__PROBLEM STATEMENT__
Write out all of the records precisely. Skip anything that is a picture.

__ENTRIES PROVIDED__

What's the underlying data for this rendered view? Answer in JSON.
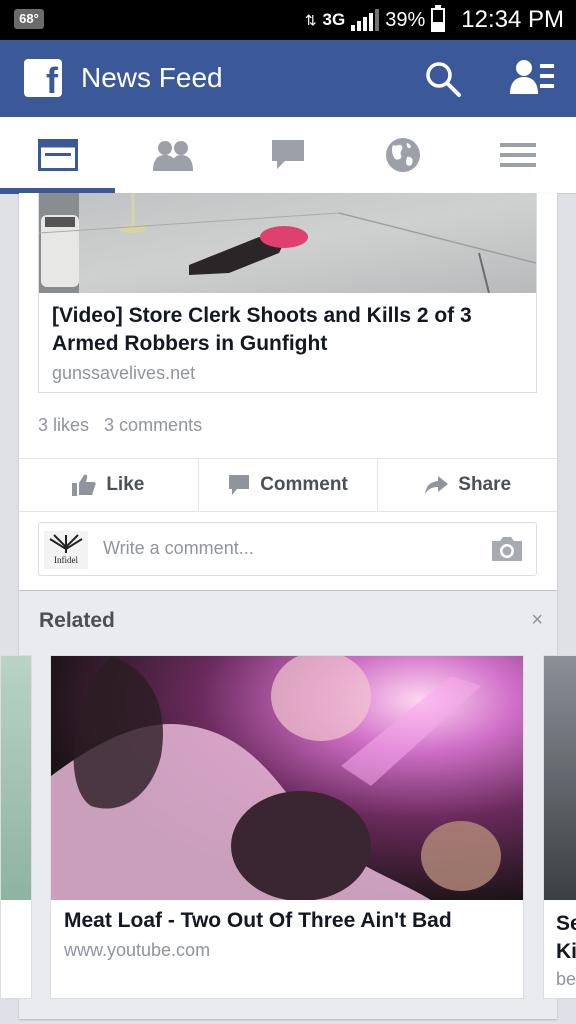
{
  "status_bar": {
    "temperature": "68°",
    "network": "3G",
    "battery": "39%",
    "time": "12:34 PM"
  },
  "header": {
    "logo": "f",
    "title": "News Feed",
    "icons": [
      "search-icon",
      "friend-requests-icon"
    ]
  },
  "tabs": [
    {
      "name": "news-feed",
      "icon": "news-feed-icon",
      "active": true
    },
    {
      "name": "friends",
      "icon": "friends-icon",
      "active": false
    },
    {
      "name": "messages",
      "icon": "messages-icon",
      "active": false
    },
    {
      "name": "notifications",
      "icon": "globe-icon",
      "active": false
    },
    {
      "name": "more",
      "icon": "menu-icon",
      "active": false
    }
  ],
  "post": {
    "link_title": "[Video] Store Clerk Shoots and Kills 2 of 3 Armed Robbers in Gunfight",
    "link_domain": "gunssavelives.net",
    "likes": "3 likes",
    "comments": "3 comments",
    "actions": {
      "like": "Like",
      "comment": "Comment",
      "share": "Share"
    },
    "comment_placeholder": "Write a comment...",
    "avatar_text": "Infidel"
  },
  "related": {
    "title": "Related",
    "close": "×",
    "items": [
      {
        "title": "Meat Loaf - Two Out Of Three Ain't Bad",
        "domain": "www.youtube.com"
      },
      {
        "title": "Se\nKi",
        "domain": "be"
      }
    ]
  },
  "colors": {
    "brand": "#3b5998",
    "muted_text": "#90949c",
    "action_text": "#4b4f56"
  }
}
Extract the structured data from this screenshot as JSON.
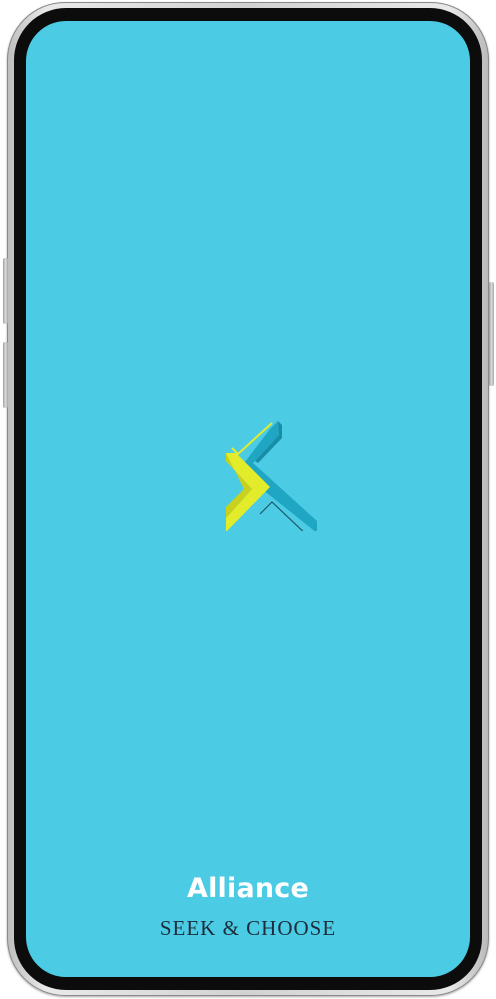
{
  "app": {
    "brand_name": "Alliance",
    "tagline": "SEEK & CHOOSE",
    "logo_icon": "alliance-x-logo-icon"
  },
  "colors": {
    "screen_background": "#4ccbe4",
    "logo_blue": "#1fa6c2",
    "logo_yellow": "#e3ec2a",
    "brand_text": "#ffffff",
    "tagline_text": "#1c2c3a"
  }
}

__EXERCISE OUTPUT__
What's the underlying data for this rendered view? Answer in JSON.
{
  "status_bar": {
    "temperature": "68°",
    "network": "3G",
    "battery": "39%",
    "time": "12:34 PM"
  },
  "header": {
    "logo": "f",
    "title": "News Feed",
    "icons": [
      "search-icon",
      "friend-requests-icon"
    ]
  },
  "tabs": [
    {
      "name": "news-feed",
      "icon": "news-feed-icon",
      "active": true
    },
    {
      "name": "friends",
      "icon": "friends-icon",
      "active": false
    },
    {
      "name": "messages",
      "icon": "messages-icon",
      "active": false
    },
    {
      "name": "notifications",
      "icon": "globe-icon",
      "active": false
    },
    {
      "name": "more",
      "icon": "menu-icon",
      "active": false
    }
  ],
  "post": {
    "link_title": "[Video] Store Clerk Shoots and Kills 2 of 3 Armed Robbers in Gunfight",
    "link_domain": "gunssavelives.net",
    "likes": "3 likes",
    "comments": "3 comments",
    "actions": {
      "like": "Like",
      "comment": "Comment",
      "share": "Share"
    },
    "comment_placeholder": "Write a comment...",
    "avatar_text": "Infidel"
  },
  "related": {
    "title": "Related",
    "close": "×",
    "items": [
      {
        "title": "Meat Loaf - Two Out Of Three Ain't Bad",
        "domain": "www.youtube.com"
      },
      {
        "title": "Se\nKi",
        "domain": "be"
      }
    ]
  },
  "colors": {
    "brand": "#3b5998",
    "muted_text": "#90949c",
    "action_text": "#4b4f56"
  }
}
Extract the structured data from this screenshot as JSON.
{
  "app": {
    "brand_name": "Alliance",
    "tagline": "SEEK & CHOOSE",
    "logo_icon": "alliance-x-logo-icon"
  },
  "colors": {
    "screen_background": "#4ccbe4",
    "logo_blue": "#1fa6c2",
    "logo_yellow": "#e3ec2a",
    "brand_text": "#ffffff",
    "tagline_text": "#1c2c3a"
  }
}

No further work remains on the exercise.